---------- Record excerpts ----------
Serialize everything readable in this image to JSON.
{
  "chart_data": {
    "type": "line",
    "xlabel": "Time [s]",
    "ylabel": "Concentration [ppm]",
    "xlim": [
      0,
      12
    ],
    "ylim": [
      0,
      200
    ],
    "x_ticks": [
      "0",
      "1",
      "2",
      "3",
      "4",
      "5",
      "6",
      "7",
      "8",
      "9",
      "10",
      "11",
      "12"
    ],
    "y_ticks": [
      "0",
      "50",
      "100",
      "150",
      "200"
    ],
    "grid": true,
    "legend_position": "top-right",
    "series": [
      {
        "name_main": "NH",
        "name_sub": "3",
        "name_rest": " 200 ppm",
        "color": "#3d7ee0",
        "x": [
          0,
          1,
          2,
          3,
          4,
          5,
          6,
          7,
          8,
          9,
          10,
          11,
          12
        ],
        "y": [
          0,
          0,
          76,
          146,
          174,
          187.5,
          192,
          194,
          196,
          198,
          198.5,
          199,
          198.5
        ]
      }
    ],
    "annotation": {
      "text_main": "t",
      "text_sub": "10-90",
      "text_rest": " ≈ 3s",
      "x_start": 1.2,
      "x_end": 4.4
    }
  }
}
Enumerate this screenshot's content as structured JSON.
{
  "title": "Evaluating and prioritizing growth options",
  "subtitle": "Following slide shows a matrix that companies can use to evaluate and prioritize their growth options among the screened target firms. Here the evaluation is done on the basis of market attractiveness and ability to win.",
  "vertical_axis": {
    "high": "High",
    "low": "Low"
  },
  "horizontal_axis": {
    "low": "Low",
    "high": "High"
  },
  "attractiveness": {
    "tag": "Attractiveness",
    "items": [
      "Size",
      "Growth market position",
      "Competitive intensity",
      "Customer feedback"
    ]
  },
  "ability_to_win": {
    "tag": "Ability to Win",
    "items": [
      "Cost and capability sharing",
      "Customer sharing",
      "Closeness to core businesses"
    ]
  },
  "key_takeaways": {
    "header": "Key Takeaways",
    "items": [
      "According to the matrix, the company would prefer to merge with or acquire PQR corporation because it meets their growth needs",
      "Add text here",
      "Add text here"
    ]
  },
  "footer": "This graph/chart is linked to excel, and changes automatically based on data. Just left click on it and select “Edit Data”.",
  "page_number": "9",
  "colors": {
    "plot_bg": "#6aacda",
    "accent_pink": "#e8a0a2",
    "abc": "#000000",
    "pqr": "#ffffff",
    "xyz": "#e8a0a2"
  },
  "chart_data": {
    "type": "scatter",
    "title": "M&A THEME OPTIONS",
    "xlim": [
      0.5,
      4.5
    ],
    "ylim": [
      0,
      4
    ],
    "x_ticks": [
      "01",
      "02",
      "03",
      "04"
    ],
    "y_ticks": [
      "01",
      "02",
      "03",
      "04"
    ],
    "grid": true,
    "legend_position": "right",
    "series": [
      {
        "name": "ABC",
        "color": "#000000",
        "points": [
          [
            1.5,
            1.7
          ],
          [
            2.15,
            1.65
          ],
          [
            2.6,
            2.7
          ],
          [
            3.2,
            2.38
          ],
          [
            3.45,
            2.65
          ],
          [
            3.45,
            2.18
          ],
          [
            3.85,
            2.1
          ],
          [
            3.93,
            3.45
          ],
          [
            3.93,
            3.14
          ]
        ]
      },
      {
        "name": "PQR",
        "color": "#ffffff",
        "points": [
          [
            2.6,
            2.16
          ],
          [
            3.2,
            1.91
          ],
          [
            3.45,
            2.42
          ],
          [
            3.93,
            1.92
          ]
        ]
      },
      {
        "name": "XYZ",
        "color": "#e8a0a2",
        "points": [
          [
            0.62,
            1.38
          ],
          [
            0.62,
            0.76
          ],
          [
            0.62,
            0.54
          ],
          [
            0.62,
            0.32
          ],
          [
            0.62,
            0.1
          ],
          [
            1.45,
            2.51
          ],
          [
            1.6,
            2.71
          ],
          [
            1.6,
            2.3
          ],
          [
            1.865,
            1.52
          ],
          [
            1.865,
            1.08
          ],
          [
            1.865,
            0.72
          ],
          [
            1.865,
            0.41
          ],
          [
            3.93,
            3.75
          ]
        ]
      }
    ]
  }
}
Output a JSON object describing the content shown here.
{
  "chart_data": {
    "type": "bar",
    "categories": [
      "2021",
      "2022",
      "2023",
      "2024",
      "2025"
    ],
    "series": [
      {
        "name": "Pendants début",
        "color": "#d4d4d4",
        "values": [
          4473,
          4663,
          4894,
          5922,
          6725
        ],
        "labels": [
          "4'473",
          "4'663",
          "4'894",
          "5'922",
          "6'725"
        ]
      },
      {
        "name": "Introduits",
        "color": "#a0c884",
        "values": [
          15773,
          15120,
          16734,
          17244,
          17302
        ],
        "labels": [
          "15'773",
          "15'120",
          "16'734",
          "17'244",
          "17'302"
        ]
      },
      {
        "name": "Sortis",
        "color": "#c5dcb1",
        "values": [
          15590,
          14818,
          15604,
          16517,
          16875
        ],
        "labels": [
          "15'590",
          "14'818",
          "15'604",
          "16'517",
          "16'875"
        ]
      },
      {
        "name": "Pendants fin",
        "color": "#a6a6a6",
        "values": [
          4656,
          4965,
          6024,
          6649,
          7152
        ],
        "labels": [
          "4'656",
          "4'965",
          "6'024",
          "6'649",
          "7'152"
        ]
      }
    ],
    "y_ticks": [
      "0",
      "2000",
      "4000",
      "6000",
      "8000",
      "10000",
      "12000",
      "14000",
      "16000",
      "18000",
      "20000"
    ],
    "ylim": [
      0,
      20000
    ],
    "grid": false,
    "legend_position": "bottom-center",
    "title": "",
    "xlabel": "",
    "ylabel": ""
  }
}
----------
Copy out exactly the lines from the line with "Output a JSON" to the end of the listing, including both of those lines, and give nothing else.

--- Exercise output ---
Output a JSON object describing the content shown here.
{
  "chart_data": {
    "type": "bar",
    "categories": [
      "2021",
      "2022",
      "2023",
      "2024",
      "2025"
    ],
    "series": [
      {
        "name": "Pendants début",
        "color": "#d4d4d4",
        "values": [
          4473,
          4663,
          4894,
          5922,
          6725
        ],
        "labels": [
          "4'473",
          "4'663",
          "4'894",
          "5'922",
          "6'725"
        ]
      },
      {
        "name": "Introduits",
        "color": "#a0c884",
        "values": [
          15773,
          15120,
          16734,
          17244,
          17302
        ],
        "labels": [
          "15'773",
          "15'120",
          "16'734",
          "17'244",
          "17'302"
        ]
      },
      {
        "name": "Sortis",
        "color": "#c5dcb1",
        "values": [
          15590,
          14818,
          15604,
          16517,
          16875
        ],
        "labels": [
          "15'590",
          "14'818",
          "15'604",
          "16'517",
          "16'875"
        ]
      },
      {
        "name": "Pendants fin",
        "color": "#a6a6a6",
        "values": [
          4656,
          4965,
          6024,
          6649,
          7152
        ],
        "labels": [
          "4'656",
          "4'965",
          "6'024",
          "6'649",
          "7'152"
        ]
      }
    ],
    "y_ticks": [
      "0",
      "2000",
      "4000",
      "6000",
      "8000",
      "10000",
      "12000",
      "14000",
      "16000",
      "18000",
      "20000"
    ],
    "ylim": [
      0,
      20000
    ],
    "grid": false,
    "legend_position": "bottom-center",
    "title": "",
    "xlabel": "",
    "ylabel": ""
  }
}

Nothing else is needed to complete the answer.